Dataset rows about figures
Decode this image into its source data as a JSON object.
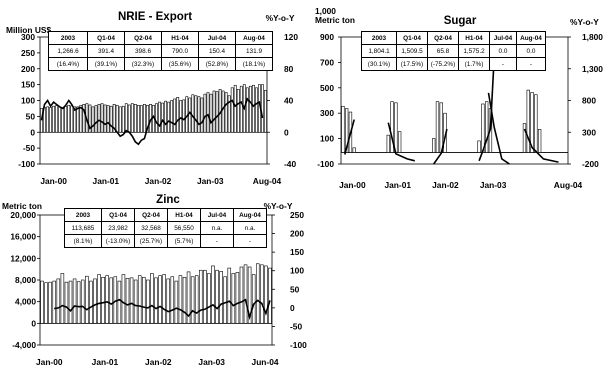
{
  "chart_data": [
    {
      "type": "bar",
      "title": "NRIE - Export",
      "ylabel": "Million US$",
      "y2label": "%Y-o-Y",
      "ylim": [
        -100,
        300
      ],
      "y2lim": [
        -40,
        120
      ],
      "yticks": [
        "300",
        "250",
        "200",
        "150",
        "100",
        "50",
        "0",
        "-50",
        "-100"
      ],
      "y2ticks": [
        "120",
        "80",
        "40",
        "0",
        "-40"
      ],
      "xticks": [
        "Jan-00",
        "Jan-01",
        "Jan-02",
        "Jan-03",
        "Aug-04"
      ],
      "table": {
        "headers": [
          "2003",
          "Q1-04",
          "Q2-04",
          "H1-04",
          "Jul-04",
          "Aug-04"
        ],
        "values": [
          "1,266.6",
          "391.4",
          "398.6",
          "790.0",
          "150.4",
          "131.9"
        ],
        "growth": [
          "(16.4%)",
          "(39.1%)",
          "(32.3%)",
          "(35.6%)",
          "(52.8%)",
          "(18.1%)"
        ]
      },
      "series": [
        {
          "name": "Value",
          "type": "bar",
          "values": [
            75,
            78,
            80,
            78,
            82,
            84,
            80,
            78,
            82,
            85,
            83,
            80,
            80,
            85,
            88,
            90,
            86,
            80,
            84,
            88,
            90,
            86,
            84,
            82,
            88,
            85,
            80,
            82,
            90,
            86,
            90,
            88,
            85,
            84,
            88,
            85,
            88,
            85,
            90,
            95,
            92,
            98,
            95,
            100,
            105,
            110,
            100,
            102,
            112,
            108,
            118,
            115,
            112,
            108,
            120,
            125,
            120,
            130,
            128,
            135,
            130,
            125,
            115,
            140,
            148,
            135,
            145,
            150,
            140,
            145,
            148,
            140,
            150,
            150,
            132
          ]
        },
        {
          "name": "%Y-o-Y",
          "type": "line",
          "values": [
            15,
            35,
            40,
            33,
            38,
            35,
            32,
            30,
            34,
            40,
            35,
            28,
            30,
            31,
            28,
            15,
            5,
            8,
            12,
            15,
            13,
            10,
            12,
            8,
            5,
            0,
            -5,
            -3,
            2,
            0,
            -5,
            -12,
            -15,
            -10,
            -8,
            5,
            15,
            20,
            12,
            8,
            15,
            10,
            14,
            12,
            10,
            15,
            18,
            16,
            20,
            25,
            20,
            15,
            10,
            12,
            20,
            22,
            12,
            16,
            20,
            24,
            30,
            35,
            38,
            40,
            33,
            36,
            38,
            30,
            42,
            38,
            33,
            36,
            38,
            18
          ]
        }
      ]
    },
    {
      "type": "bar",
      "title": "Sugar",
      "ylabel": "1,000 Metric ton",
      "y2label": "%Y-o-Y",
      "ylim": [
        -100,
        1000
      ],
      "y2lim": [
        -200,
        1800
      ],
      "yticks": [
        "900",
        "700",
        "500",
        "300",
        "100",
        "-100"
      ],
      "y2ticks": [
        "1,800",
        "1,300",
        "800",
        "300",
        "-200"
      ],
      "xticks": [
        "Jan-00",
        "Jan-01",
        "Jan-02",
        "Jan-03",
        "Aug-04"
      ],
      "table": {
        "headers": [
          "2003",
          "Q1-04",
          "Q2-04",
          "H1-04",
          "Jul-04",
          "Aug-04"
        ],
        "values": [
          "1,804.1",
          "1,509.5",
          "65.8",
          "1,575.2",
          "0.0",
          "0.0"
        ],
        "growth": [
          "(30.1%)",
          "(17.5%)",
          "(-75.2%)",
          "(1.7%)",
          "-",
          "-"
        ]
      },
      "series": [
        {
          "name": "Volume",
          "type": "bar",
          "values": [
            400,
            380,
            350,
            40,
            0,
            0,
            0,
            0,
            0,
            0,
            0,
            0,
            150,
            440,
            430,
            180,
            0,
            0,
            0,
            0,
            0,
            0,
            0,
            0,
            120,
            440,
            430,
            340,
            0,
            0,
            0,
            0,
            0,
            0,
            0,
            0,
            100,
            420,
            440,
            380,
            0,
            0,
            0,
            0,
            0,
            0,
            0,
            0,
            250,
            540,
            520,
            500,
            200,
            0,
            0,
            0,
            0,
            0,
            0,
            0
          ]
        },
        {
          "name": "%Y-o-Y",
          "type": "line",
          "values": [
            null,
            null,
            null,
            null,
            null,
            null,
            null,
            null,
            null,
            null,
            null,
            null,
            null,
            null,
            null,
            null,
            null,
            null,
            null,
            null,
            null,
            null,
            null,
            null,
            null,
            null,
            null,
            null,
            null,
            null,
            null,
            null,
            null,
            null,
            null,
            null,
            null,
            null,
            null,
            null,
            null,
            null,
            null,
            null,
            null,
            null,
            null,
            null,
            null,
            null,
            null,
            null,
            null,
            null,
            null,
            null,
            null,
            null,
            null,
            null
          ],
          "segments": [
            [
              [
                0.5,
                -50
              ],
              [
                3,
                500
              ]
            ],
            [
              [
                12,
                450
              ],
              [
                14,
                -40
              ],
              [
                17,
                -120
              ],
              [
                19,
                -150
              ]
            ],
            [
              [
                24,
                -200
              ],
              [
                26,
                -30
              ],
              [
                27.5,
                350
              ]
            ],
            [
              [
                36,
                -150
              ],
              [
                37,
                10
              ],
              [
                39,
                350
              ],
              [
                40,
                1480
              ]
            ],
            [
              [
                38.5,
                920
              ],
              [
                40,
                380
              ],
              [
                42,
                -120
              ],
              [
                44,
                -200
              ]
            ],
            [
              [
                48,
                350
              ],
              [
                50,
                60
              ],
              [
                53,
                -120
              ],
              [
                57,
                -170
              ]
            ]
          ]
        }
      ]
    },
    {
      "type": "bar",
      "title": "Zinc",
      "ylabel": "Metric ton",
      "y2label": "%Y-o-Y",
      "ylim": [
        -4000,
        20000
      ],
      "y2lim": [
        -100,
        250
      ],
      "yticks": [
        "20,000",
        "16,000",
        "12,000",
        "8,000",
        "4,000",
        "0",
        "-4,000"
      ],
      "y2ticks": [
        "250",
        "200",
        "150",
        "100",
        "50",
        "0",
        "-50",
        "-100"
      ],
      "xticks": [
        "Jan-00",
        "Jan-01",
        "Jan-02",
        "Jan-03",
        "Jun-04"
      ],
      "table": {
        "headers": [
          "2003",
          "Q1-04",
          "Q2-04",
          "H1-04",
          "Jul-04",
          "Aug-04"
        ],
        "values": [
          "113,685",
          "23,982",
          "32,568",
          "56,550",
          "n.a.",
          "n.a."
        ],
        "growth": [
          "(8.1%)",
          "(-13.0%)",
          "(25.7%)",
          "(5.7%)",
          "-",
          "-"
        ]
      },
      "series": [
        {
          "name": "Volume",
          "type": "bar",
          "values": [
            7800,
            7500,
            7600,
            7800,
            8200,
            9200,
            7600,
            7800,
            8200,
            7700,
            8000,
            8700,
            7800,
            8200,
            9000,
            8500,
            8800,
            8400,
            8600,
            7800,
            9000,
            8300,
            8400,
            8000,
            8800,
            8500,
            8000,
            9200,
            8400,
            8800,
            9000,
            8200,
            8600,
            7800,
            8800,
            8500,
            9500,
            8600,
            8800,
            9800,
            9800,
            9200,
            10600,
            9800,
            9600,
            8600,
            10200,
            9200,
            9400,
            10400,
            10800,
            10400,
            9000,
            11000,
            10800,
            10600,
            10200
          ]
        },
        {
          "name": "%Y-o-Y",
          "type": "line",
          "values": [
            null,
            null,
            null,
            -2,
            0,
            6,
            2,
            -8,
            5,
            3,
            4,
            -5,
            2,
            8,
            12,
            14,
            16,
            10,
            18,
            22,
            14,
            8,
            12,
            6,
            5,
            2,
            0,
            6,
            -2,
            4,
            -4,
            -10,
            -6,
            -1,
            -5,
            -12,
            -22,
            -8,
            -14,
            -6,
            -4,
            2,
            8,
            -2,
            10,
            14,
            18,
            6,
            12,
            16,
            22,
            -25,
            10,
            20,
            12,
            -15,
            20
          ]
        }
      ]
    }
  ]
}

**Given request**:
From the data above, work out how many lines contain the string "ylabel" and reply with only the number.

**Solution to this exercise**:
3